Below are entries to be transcribed exactly; exclude the pictures from the copy.

(Figure record listings)
▬▬▬▬▬▬▬▬▬▬

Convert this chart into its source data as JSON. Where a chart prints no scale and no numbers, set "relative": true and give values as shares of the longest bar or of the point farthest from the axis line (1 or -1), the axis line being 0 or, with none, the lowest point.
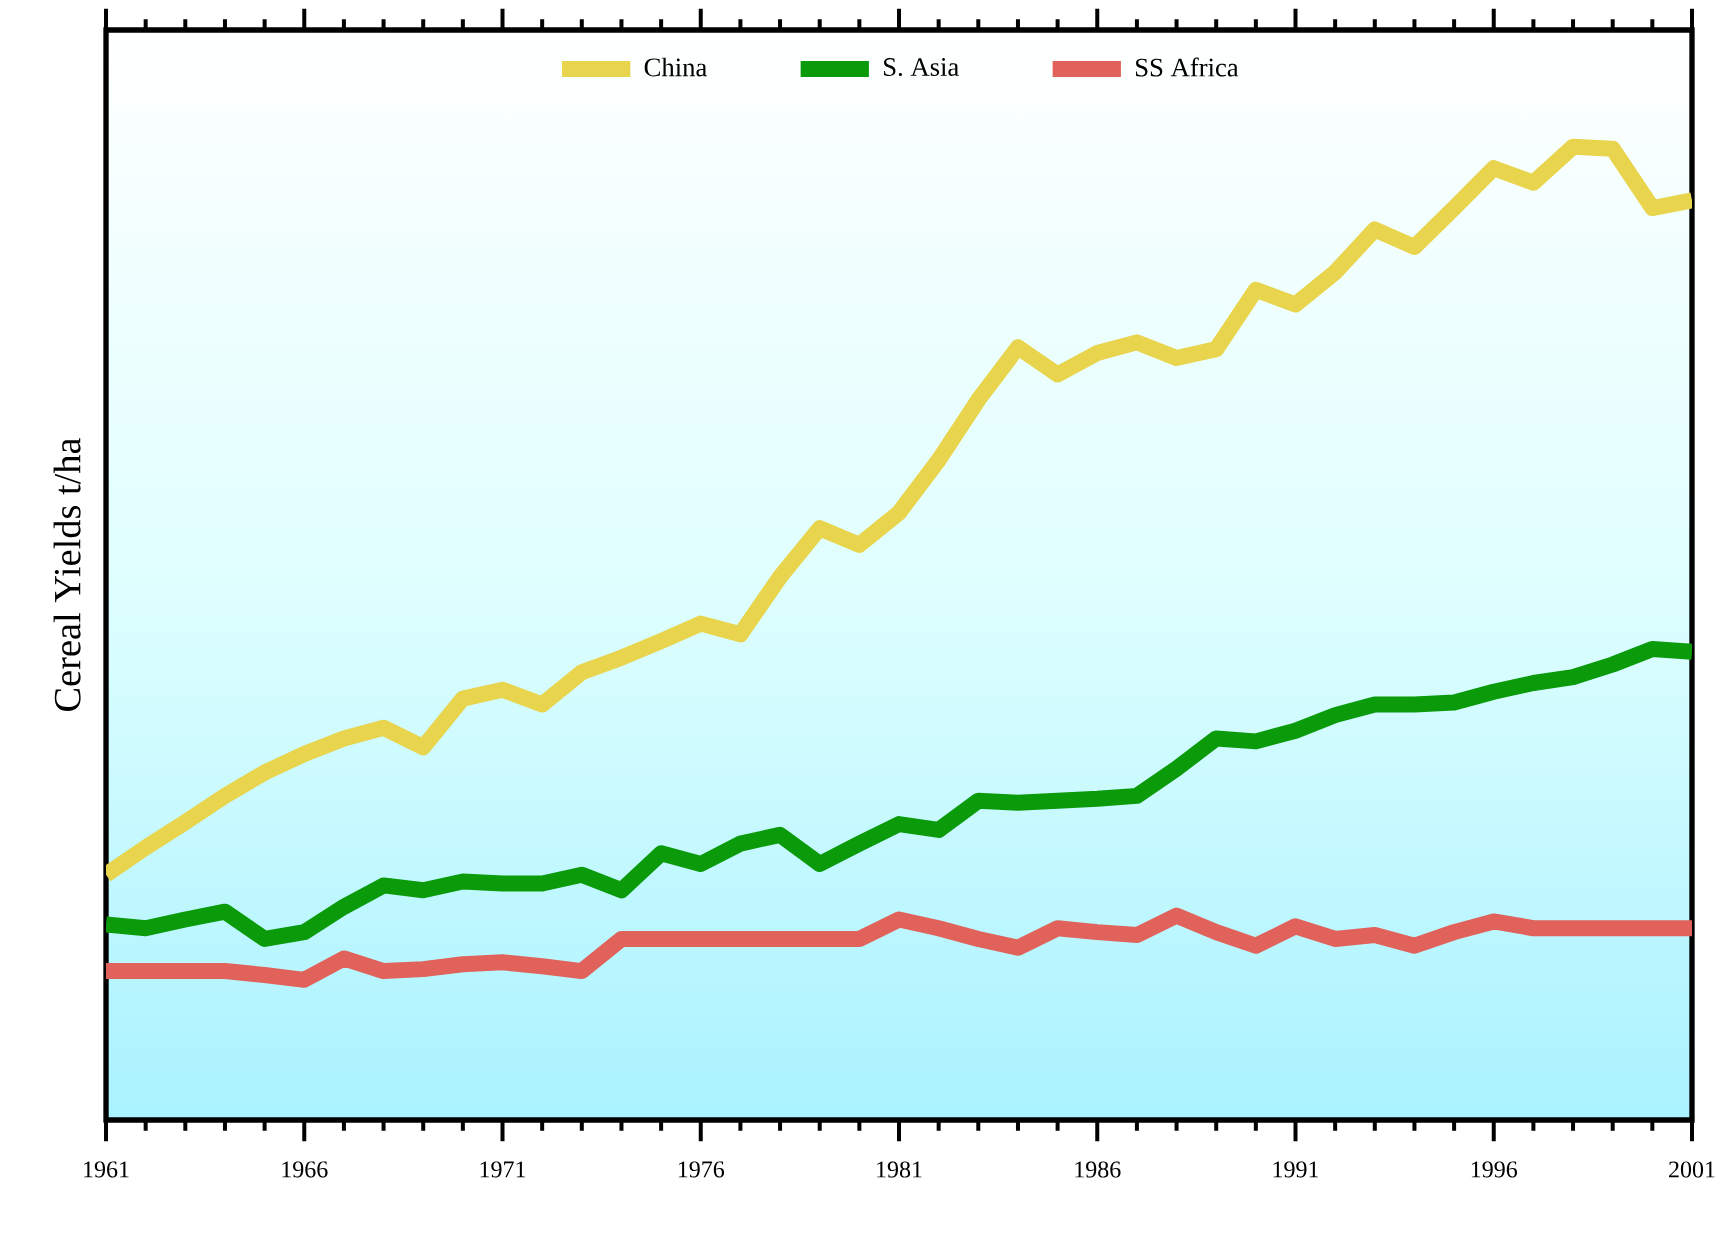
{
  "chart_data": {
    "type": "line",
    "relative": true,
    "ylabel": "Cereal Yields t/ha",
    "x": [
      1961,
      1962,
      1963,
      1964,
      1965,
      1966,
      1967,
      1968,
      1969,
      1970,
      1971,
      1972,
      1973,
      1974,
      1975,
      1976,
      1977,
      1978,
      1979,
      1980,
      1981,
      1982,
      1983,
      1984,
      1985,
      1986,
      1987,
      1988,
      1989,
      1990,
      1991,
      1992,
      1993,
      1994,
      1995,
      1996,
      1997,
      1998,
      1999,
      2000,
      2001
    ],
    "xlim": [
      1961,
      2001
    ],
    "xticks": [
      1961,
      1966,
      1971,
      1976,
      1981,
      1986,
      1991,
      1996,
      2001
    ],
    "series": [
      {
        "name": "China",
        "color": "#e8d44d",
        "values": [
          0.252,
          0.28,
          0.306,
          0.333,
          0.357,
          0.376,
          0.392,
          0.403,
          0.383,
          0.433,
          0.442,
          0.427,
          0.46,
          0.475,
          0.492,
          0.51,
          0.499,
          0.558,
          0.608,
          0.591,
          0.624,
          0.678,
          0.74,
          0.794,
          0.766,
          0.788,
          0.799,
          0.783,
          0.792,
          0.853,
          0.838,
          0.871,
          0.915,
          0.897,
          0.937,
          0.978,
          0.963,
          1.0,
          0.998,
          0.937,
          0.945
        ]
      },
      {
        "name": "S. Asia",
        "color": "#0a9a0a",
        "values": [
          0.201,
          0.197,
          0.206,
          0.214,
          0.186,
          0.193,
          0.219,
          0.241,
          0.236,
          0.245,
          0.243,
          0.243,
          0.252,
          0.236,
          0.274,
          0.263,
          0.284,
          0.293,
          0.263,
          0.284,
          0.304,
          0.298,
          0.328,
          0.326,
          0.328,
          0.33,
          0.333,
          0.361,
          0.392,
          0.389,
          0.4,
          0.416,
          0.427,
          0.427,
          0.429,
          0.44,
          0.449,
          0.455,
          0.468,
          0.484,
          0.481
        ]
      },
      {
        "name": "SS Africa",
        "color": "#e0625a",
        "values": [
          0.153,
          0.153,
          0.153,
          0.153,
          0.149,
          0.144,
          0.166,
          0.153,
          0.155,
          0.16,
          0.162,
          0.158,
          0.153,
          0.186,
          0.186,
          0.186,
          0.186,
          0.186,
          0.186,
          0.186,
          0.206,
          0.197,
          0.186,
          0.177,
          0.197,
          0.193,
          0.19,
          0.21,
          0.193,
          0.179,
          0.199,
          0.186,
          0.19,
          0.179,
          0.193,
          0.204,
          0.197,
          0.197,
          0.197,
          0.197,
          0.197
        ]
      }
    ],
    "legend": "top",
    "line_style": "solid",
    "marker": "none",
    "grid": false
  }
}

▬▬▬▬▬▬▬▬▬▬

◆ **CORRECT OUTPUT**:
Convert this chart into its source data as JSON. Where a chart prints no scale and no numbers, set "relative": true and give values as shares of the longest bar or of the point farthest from the axis line (1 or -1), the axis line being 0 or, with none, the lowest point.
{
  "chart_data": {
    "type": "line",
    "relative": true,
    "ylabel": "Cereal Yields t/ha",
    "x": [
      1961,
      1962,
      1963,
      1964,
      1965,
      1966,
      1967,
      1968,
      1969,
      1970,
      1971,
      1972,
      1973,
      1974,
      1975,
      1976,
      1977,
      1978,
      1979,
      1980,
      1981,
      1982,
      1983,
      1984,
      1985,
      1986,
      1987,
      1988,
      1989,
      1990,
      1991,
      1992,
      1993,
      1994,
      1995,
      1996,
      1997,
      1998,
      1999,
      2000,
      2001
    ],
    "xlim": [
      1961,
      2001
    ],
    "xticks": [
      1961,
      1966,
      1971,
      1976,
      1981,
      1986,
      1991,
      1996,
      2001
    ],
    "series": [
      {
        "name": "China",
        "color": "#e8d44d",
        "values": [
          0.252,
          0.28,
          0.306,
          0.333,
          0.357,
          0.376,
          0.392,
          0.403,
          0.383,
          0.433,
          0.442,
          0.427,
          0.46,
          0.475,
          0.492,
          0.51,
          0.499,
          0.558,
          0.608,
          0.591,
          0.624,
          0.678,
          0.74,
          0.794,
          0.766,
          0.788,
          0.799,
          0.783,
          0.792,
          0.853,
          0.838,
          0.871,
          0.915,
          0.897,
          0.937,
          0.978,
          0.963,
          1.0,
          0.998,
          0.937,
          0.945
        ]
      },
      {
        "name": "S. Asia",
        "color": "#0a9a0a",
        "values": [
          0.201,
          0.197,
          0.206,
          0.214,
          0.186,
          0.193,
          0.219,
          0.241,
          0.236,
          0.245,
          0.243,
          0.243,
          0.252,
          0.236,
          0.274,
          0.263,
          0.284,
          0.293,
          0.263,
          0.284,
          0.304,
          0.298,
          0.328,
          0.326,
          0.328,
          0.33,
          0.333,
          0.361,
          0.392,
          0.389,
          0.4,
          0.416,
          0.427,
          0.427,
          0.429,
          0.44,
          0.449,
          0.455,
          0.468,
          0.484,
          0.481
        ]
      },
      {
        "name": "SS Africa",
        "color": "#e0625a",
        "values": [
          0.153,
          0.153,
          0.153,
          0.153,
          0.149,
          0.144,
          0.166,
          0.153,
          0.155,
          0.16,
          0.162,
          0.158,
          0.153,
          0.186,
          0.186,
          0.186,
          0.186,
          0.186,
          0.186,
          0.186,
          0.206,
          0.197,
          0.186,
          0.177,
          0.197,
          0.193,
          0.19,
          0.21,
          0.193,
          0.179,
          0.199,
          0.186,
          0.19,
          0.179,
          0.193,
          0.204,
          0.197,
          0.197,
          0.197,
          0.197,
          0.197
        ]
      }
    ],
    "legend": "top",
    "line_style": "solid",
    "marker": "none",
    "grid": false
  }
}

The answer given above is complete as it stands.